## Exercise description:
Below is a set of records. Repeat all of them exactly.

= = = =

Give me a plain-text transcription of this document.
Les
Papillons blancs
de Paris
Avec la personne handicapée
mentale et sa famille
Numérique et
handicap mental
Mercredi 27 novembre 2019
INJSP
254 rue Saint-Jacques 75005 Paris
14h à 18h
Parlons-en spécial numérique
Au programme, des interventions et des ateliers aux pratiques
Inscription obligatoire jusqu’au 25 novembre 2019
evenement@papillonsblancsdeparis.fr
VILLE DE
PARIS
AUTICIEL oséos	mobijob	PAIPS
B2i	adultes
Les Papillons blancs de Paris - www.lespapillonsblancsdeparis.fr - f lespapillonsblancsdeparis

= = = =

## Exercise answer:
Give me a plain-text transcription of this document.
Les
Papillons blancs
de Paris
Avec la personne handicapée
mentale et sa famille
Numérique et
handicap mental
Mercredi 27 novembre 2019
INJSP
254 rue Saint-Jacques 75005 Paris
14h à 18h
Parlons-en spécial numérique
Au programme, des interventions et des ateliers aux pratiques
Inscription obligatoire jusqu’au 25 novembre 2019
evenement@papillonsblancsdeparis.fr
VILLE DE
PARIS
AUTICIEL oséos	mobijob	PAIPS
B2i	adultes
Les Papillons blancs de Paris - www.lespapillonsblancsdeparis.fr - f lespapillonsblancsdeparis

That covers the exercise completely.